- INSTRUCTIONS TO FOLLOW
With the pictures left out, copy the listing below exactly.

§ §

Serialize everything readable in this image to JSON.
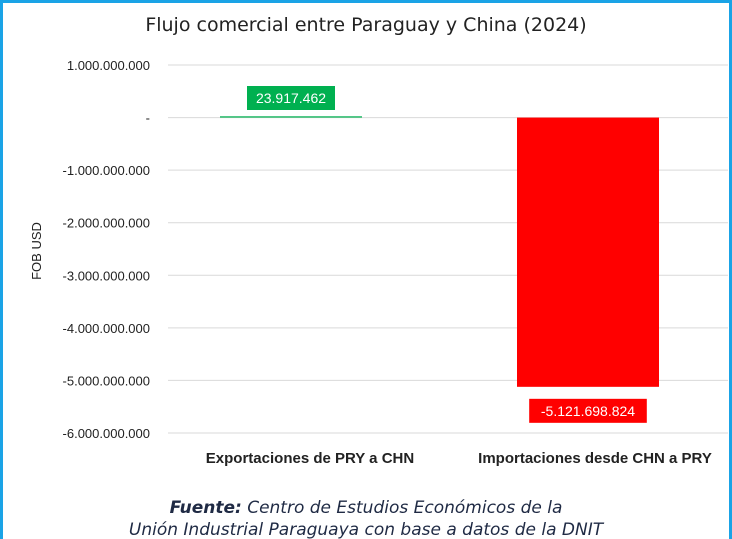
{
  "chart_data": {
    "type": "bar",
    "title": "Flujo comercial entre Paraguay y China (2024)",
    "ylabel": "FOB USD",
    "xlabel": "",
    "categories": [
      "Exportaciones de PRY a CHN",
      "Importaciones desde CHN a PRY"
    ],
    "values": [
      23917462,
      -5121698824
    ],
    "data_labels": [
      "23.917.462",
      "-5.121.698.824"
    ],
    "bar_colors": [
      "#00b050",
      "#ff0000"
    ],
    "ylim": [
      -6000000000,
      1000000000
    ],
    "yticks": [
      1000000000,
      0,
      -1000000000,
      -2000000000,
      -3000000000,
      -4000000000,
      -5000000000,
      -6000000000
    ],
    "ytick_labels": [
      "1.000.000.000",
      "-",
      "-1.000.000.000",
      "-2.000.000.000",
      "-3.000.000.000",
      "-4.000.000.000",
      "-5.000.000.000",
      "-6.000.000.000"
    ],
    "grid": true
  },
  "source": {
    "label": "Fuente:",
    "text_line1": " Centro de Estudios Económicos de la",
    "text_line2": "Unión Industrial Paraguaya con base a datos de la DNIT"
  },
  "colors": {
    "frame": "#1aa3e6",
    "grid": "#d9d9d9"
  }
}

§ §

- THE SOLUTION
Serialize everything readable in this image to JSON.
{
  "chart_data": {
    "type": "bar",
    "title": "Flujo comercial entre Paraguay y China (2024)",
    "ylabel": "FOB USD",
    "xlabel": "",
    "categories": [
      "Exportaciones de PRY a CHN",
      "Importaciones desde CHN a PRY"
    ],
    "values": [
      23917462,
      -5121698824
    ],
    "data_labels": [
      "23.917.462",
      "-5.121.698.824"
    ],
    "bar_colors": [
      "#00b050",
      "#ff0000"
    ],
    "ylim": [
      -6000000000,
      1000000000
    ],
    "yticks": [
      1000000000,
      0,
      -1000000000,
      -2000000000,
      -3000000000,
      -4000000000,
      -5000000000,
      -6000000000
    ],
    "ytick_labels": [
      "1.000.000.000",
      "-",
      "-1.000.000.000",
      "-2.000.000.000",
      "-3.000.000.000",
      "-4.000.000.000",
      "-5.000.000.000",
      "-6.000.000.000"
    ],
    "grid": true
  },
  "source": {
    "label": "Fuente:",
    "text_line1": " Centro de Estudios Económicos de la",
    "text_line2": "Unión Industrial Paraguaya con base a datos de la DNIT"
  },
  "colors": {
    "frame": "#1aa3e6",
    "grid": "#d9d9d9"
  }
}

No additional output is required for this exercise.